WHAT IS BEING ASKED => Go through the listing and copy each line with the string "they".

EXTRACTED DATA =>
↓↓↓
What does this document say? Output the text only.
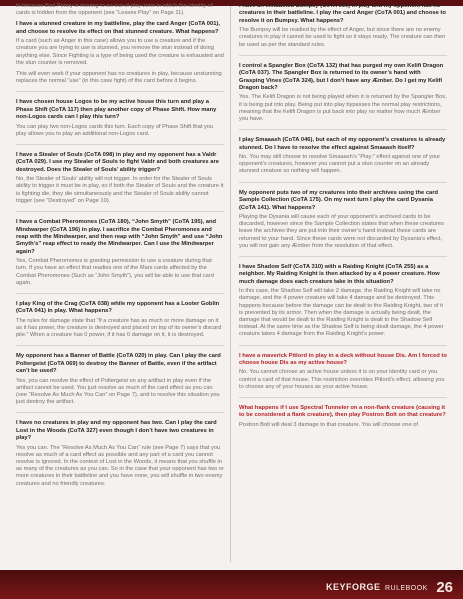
in because Bad Penny is moving to an out-of-play zone in which the identity of cards is hidden from the opponent (see “Leaves Play” on Page 11).
I have a stunned creature in my battleline, play the card Anger (CoTA 001), and choose to resolve its effect on that stunned creature. What happens?
If a card (such as Anger in this case) allows you to use a creature and if the creature you are trying to use is stunned, you remove the stun instead of doing anything else. Since Fighting is a type of being used the creature is exhausted and the stun counter is removed.
This will even work if your opponent has no creatures in play, because unstunning replaces the normal “use” (in this case fight) of the card before it begins.
I have chosen house Logos to be my active house this turn and play a Phase Shift (CoTA 117) then play another copy of Phase Shift. How many non-Logos cards can I play this turn?
You can play two non-Logos cards this turn. Each copy of Phase Shift that you play allows you to play an additional non-Logos card.
I have a Stealer of Souls (CoTA 098) in play and my opponent has a Valdr (CoTA 029). I use my Stealer of Souls to fight Valdr and both creatures are destroyed. Does the Stealer of Souls’ ability trigger?
No, the Stealer of Souls’ ability will not trigger. In order for the Stealer of Souls ability to trigger it must be in play, so if both the Stealer of Souls and the creature it is fighting die, they die simultaneously and the Stealer of Souls ability cannot trigger (see “Destroyed” on Page 10).
I have a Combat Pheromones (CoTA 180), “John Smyth” (CoTA 195), and Mindwarper (CoTA 196) in play. I sacrifice the Combat Pheromones and reap with the Mindwarper, and then reap with “John Smyth” and use “John Smyth’s” reap effect to ready the Mindwarper. Can I use the Mindwarper again?
Yes, Combat Pheromones is granting permission to use a creature during that turn. If you have an effect that readies one of the Mars cards affected by the Combat Pheromones (Such as “John Smyth”), you will be able to use that card again.
I play King of the Crag (CoTA 038) while my opponent has a Looter Goblin (CoTA 041) in play. What happens?
The rules for damage state that “If a creature has as much or more damage on it as it has power, the creature is destroyed and placed on top of its owner’s discard pile.” When a creature has 0 power, if it has 0 damage on it, it is destroyed.
My opponent has a Banner of Battle (CoTA 020) in play. Can I play the card Poltergeist (CoTA 069) to destroy the Banner of Battle, even if the artifact can’t be used?
Yes, you can resolve the effect of Poltergeist on any artifact in play even if the artifact cannot be used. You just resolve as much of the card effect as you can (see “Resolve As Much As You Can” on Page 7), and to resolve this situation you just destroy the artifact.
I have no creatures in play and my opponent has two. Can I play the card Lost in the Woods (CoTA 327) even though I don’t have two creatures in play?
Yes you can. The “Resolve As Much As You Can” rule (see Page 7) says that you resolve as much of a card effect as possible and any part of a card you cannot resolve is ignored. In the context of Lost in the Woods, it means that you shuffle in as many of the creatures as you can. So in the case that your opponent has two or more creatures in their battleline and you have none, you will shuffle in two enemy creatures and no friendly creatures.
I have an exhausted Bumpsy (CoTA 030) in play and my opponent has no creatures in their battleline. I play the card Anger (CoTA 001) and choose to resolve it on Bumpsy. What happens?
The Bumpsy will be readied by the effect of Anger, but since there are no enemy creatures in play it cannot be used to fight so it stays ready. The creature can then be used as per the standard rules.
I control a Spangler Box (CoTA 132) that has purged my own Kelifi Dragon (CoTA 037). The Spangler Box is returned to its owner’s hand with Grasping Vines (CoTA 324), but I don’t have any Æmber. Do I get my Kelifi Dragon back?
Yes. The Kelifi Dragon is not being played when it is returned by the Spangler Box, it is being put into play. Being put into play bypasses the normal play restrictions, meaning that the Kelifi Dragon is put back into play no matter how much Æmber you have.
I play Smaaash (CoTA 046), but each of my opponent’s creatures is already stunned. Do I have to resolve the effect against Smaaash itself?
No. You may still choose to resolve Smaaash’s “Play:” effect against one of your opponent’s creatures, however you cannot put a stun counter on an already stunned creature so nothing will happen.
My opponent puts two of my creatures into their archives using the card Sample Collection (CoTA 175). On my next turn I play the card Dysania (CoTA 141). What happens?
Playing the Dysania will cause each of your opponent’s archived cards to be discarded, however since the Sample Collection states that when these creatures leave the archives they are put into their owner’s hand instead these cards are returned to your hand. Since these cards were not discarded by Dysania’s effect, you will not gain any Æmber from the resolution of that effect.
I have Shadow Self (CoTA 310) with a Raiding Knight (CoTA 255) as a neighbor. My Raiding Knight is then attacked by a 4 power creature. How much damage does each creature take in this situation?
In this case, the Shadow Self will take 2 damage, the Raiding Knight will take no damage, and the 4 power creature will take 4 damage and be destroyed. This happens because before the damage can be dealt to the Raiding Knight, two of it is prevented by its armor. Then when the damage is actually being dealt, the damage that would be dealt to the Raiding Knight is dealt to the Shadow Self instead. At the same time as the Shadow Self is being dealt damage, the 4 power creature takes 4 damage from the Raiding Knight’s power.
I have a maverick Pitlord in play in a deck without house Dis. Am I forced to choose house Dis as my active house?
No. You cannot choose an active house unless it is on your identity card or you control a card of that house. This restriction overrides Pitlord’s effect, allowing you to choose any of your houses as your active house.
What happens if I use Spectral Tunneler on a non-flank creature (causing it to be considered a flank creature), then play Postron Bolt on that creature?
Postron Bolt will deal 3 damage to that creature. You will choose one of
KEYFORGE RULEBOOK 26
↑↑↑
SOLVED PROBLEM =>
No, the Stealer of Souls’ ability will not trigger. In order for the Stealer of Souls ability to trigger it must be in play, so if both the Stealer of Souls and the creature it is fighting die, they die simultaneously and the Stealer of Souls ability cannot trigger (see “Destroyed” on Page 10).
Playing the Dysania will cause each of your opponent’s archived cards to be discarded, however since the Sample Collection states that when these creatures leave the archives they are put into their owner’s hand instead these cards are returned to your hand. Since these cards were not discarded by Dysania’s effect, you will not gain any Æmber from the resolution of that effect.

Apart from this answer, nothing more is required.